Vorliegender Text ::

--

„Verkehrssicherheitsinitiative 2020“
Sitzung des Niedersächsischen Landtages am 07.12.2012; Fragestunde Nr. 46
Innenminister Uwe Schünemann beantwortet die mündliche Anfrage der Abgeordneten Thomas Adasch und Ernst-August Hoppenbrock (CDU)
Die Abgeordneten hatten gefragt:
Nach Ansicht von Experten ist die Erhöhung der Verkehrssicherheit eine zentrale gesellschaftliche und verkehrspolitische Aufgabe. Die Begriffe „innere Sicherheit“ und „Verkehrssicherheit“ sind eng verwoben. Auch deshalb startete im Jahr 2011 in Niedersachsen die „Verkehrssicherheitsinitiative 2020“, bei der Polizei, Verkehrsbehörden und -organisationen eng zusammenarbeiten. Im Rahmen der Initiative wurden präventive, repressive und straßenbauliche Maßnahmen zur Reduzierung von Verkehrsunfällen mit schweren Personenschäden überprüft. Gemeinsam mit Verkehrsexperten und Wissenschaftlern hat die Polizei einen Zehnpunkteplan entwickelt, der sich unmittelbar an die Verkehrsteilnehmer wendet.
Ebenso sind in der Vergangenheit Maßnahmen zur Verkehrssteuerung von der niedersächsischen Landesregierung ergriffen worden. In einer Video-Kolumne (24. Oktober 2012) kritisierte der Spitzenkandidat der niedersächsischen SPD die länderübergreifende Initiative „Blitzer-Tag“ scharf. In der Medienbotschaft sprach der Oberbürgermeister von Hannover von „Aktionismus“. Vielmehr brauche man aus seiner Sicht statt Geschwindigkeitskontrollen Baustellen-Apps, die vor Gefahrenstellen warnen (vgl. www.spdnds.de).
Wir fragen die Landesregierung:
1. Welches Ergebnis erzielte der länderübergreifend gestartete „Blitzer-Tag“ in Niedersachsen?
2. Hat die Landesregierung Kenntnis davon, ob andere Bundesländer den „Blitzer-Tag“ als positive Maßnahme bewerten?
3. Wie bewertet die Landesregierung die Aussagen des Oberbürgermeisters von Hannover in Bezug auf Baustellen-Apps unter Berücksichtigung von Aspekten der Verkehrssicherheit?

--

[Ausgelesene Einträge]
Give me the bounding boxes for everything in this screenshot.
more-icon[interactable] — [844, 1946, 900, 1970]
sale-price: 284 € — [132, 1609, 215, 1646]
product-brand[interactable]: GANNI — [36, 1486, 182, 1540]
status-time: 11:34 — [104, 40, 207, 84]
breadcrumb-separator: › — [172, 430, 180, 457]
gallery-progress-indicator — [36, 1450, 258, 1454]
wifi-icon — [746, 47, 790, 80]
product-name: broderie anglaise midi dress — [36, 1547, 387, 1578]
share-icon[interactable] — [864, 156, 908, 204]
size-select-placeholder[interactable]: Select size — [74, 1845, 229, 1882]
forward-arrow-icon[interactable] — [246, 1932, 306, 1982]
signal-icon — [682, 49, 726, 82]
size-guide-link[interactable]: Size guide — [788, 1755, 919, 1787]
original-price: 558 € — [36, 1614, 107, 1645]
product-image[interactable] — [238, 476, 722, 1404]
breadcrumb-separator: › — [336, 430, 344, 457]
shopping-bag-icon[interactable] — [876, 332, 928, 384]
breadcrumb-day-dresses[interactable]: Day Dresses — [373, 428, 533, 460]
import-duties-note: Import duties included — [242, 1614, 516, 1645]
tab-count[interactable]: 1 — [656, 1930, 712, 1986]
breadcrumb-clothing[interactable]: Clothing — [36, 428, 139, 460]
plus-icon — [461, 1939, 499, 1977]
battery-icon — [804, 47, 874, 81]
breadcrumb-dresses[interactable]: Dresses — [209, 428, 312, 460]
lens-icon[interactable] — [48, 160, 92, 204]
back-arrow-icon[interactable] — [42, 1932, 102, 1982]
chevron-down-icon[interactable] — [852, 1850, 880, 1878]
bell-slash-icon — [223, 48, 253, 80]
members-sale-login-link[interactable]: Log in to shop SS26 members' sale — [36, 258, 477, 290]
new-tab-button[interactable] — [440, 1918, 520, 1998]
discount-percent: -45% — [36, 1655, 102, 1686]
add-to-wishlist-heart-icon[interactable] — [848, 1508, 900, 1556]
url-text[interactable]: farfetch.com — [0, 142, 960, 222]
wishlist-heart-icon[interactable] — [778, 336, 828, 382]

--

Aufgabe 1 ::
Benenne in den Einträgen „sale-price“ in „reduced-price“ um und gib sie vom Anfang bis einschließlich der Zeile mit „breadcrumb-separator: › — [172, 430, 180, 457]“ wieder, sonst unverändert.
Aufgabe 2 ::
Schreib die Landtagsanfrage zur „Verkehrssicherheitsinitiative 2020“ weiter, wo sie aufhört.

Antwort 1 ::
Give me the bounding boxes for everything in this screenshot.
more-icon[interactable] — [844, 1946, 900, 1970]
reduced-price: 284 € — [132, 1609, 215, 1646]
product-brand[interactable]: GANNI — [36, 1486, 182, 1540]
status-time: 11:34 — [104, 40, 207, 84]
breadcrumb-separator: › — [172, 430, 180, 457]

Antwort 2 ::
Innenminister Uwe Schünemann beantwortete namens der Landesregierung die Anfrage wie folgt:
Die Verkehrssicherheitsarbeit gehört zu den unverzichtbaren Kernaufgaben der Polizei. Aus ihren umfassenden Zuständigkeiten im Verkehrsrecht, in der Gefahrenabwehr und der Strafverfolgung bündelt die Polizei ein hohes Maß an Handlungskompetenzen und spezifischen Fachkenntnissen. In diesem Zusammenhang trägt die Polizei mit ihren Maßnahmen der Verkehrsunfallaufnahme, -bearbeitung und -analyse, der Verkehrsunfallprävention, der Verkehrsüberwachung und der Beteiligung an der Verkehrsraumgestaltung wesentlich zur Verbesserung der Verkehrssicherheit bei.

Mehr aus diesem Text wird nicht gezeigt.